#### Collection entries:
━━━━━━━━━━━━━━━━━━━━
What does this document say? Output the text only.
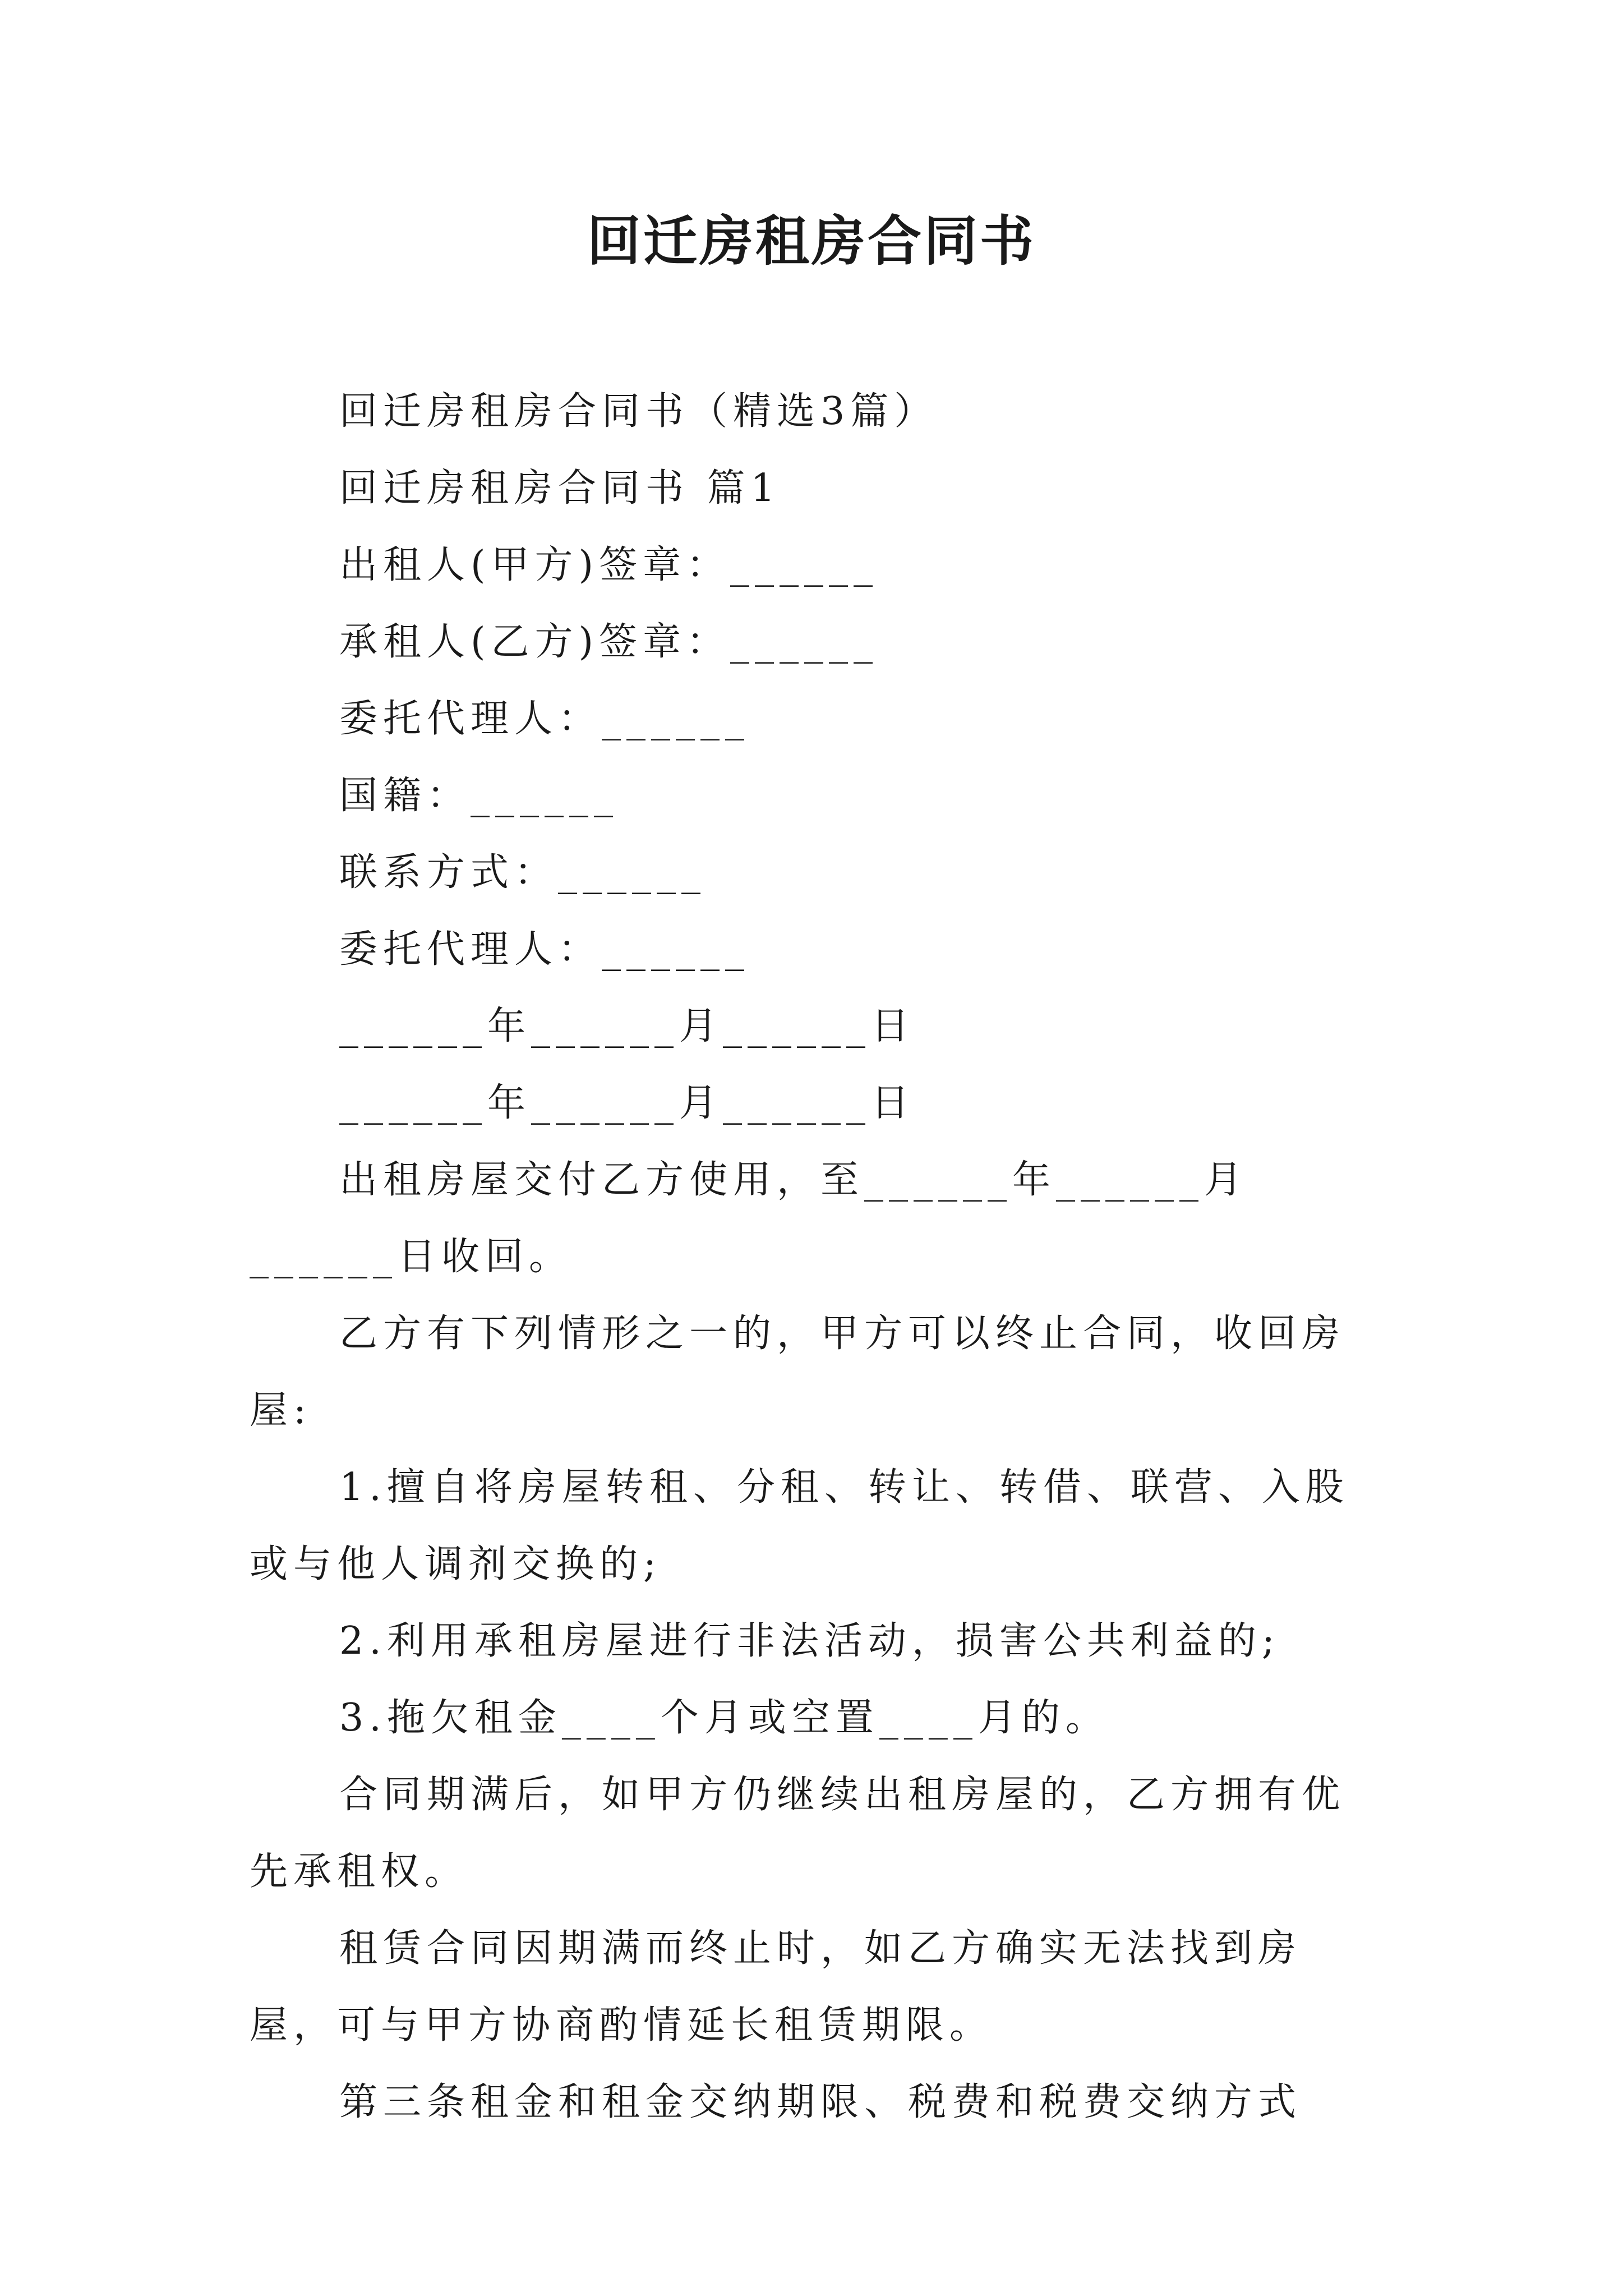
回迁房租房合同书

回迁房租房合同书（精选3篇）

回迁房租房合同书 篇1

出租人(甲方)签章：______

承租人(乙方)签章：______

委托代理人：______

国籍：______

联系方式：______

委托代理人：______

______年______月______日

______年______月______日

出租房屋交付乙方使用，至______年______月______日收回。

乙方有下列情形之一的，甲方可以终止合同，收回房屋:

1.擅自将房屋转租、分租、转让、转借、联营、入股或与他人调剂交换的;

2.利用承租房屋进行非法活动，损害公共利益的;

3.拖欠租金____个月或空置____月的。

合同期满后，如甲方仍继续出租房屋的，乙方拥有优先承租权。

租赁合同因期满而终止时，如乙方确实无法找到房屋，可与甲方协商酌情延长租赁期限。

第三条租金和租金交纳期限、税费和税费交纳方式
━━━━━━━━━━━━━━━━━━━━
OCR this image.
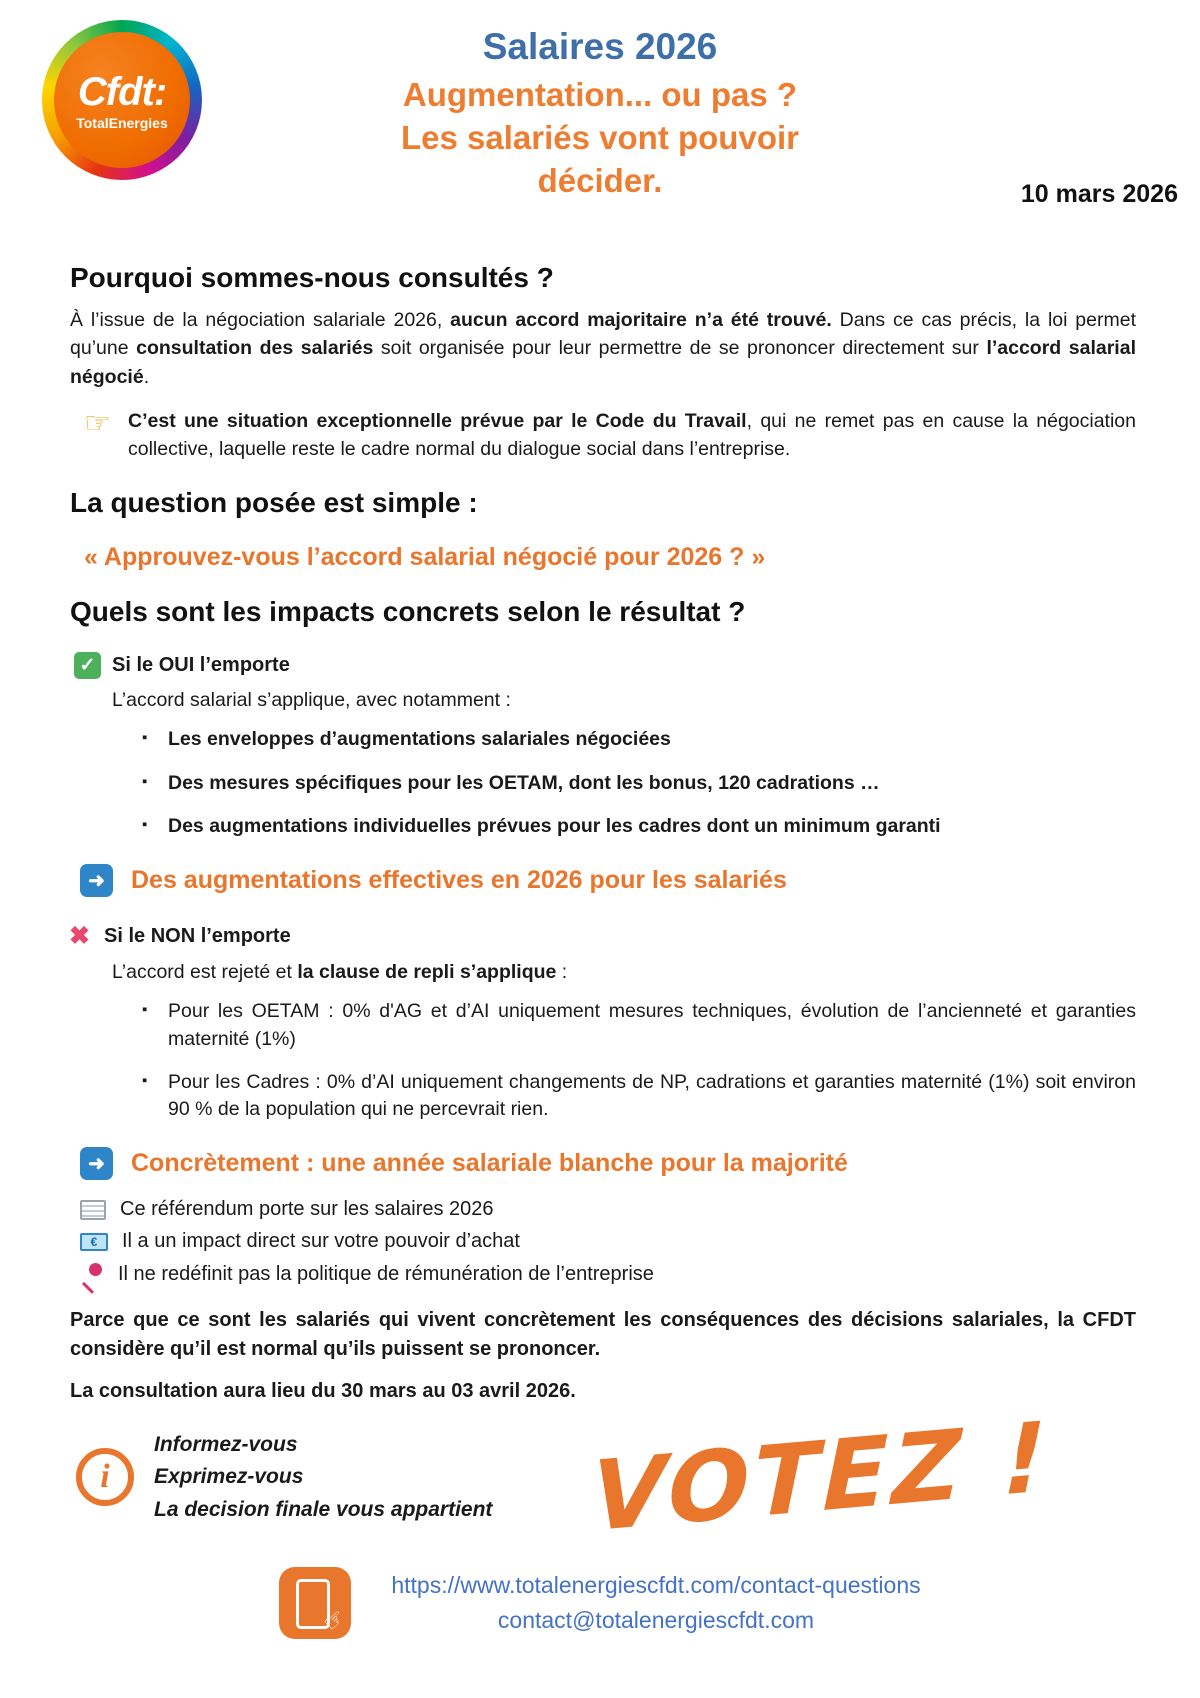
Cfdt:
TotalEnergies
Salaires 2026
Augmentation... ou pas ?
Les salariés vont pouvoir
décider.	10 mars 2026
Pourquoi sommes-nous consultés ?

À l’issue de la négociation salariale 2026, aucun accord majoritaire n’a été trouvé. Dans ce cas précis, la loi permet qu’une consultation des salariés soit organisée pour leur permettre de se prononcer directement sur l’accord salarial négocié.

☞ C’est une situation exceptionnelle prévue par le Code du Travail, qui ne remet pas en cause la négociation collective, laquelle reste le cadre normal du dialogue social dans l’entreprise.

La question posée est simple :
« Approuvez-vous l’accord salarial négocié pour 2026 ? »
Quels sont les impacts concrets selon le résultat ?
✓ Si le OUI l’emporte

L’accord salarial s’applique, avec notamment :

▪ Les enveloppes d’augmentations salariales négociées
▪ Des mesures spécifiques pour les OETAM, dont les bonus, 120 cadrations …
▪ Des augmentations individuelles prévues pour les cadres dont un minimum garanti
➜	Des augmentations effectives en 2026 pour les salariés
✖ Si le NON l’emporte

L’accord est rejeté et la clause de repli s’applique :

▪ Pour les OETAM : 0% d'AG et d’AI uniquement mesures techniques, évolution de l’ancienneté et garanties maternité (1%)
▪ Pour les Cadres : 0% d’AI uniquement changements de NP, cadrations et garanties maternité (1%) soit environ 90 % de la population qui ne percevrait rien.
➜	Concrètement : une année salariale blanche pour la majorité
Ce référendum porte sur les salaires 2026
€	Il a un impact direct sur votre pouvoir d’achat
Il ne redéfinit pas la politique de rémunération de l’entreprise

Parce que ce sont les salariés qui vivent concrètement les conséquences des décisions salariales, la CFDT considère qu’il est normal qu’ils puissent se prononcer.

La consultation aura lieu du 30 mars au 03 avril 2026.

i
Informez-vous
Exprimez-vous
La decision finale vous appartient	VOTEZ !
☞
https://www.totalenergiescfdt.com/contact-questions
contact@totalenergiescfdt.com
━━━━━━━━━━━━━━━━━━━━
#### Problem to solve:
Make a tally of the lines in this data that include the string "prononcer", and answer with that tally alone.

#### Response to this exercise:
2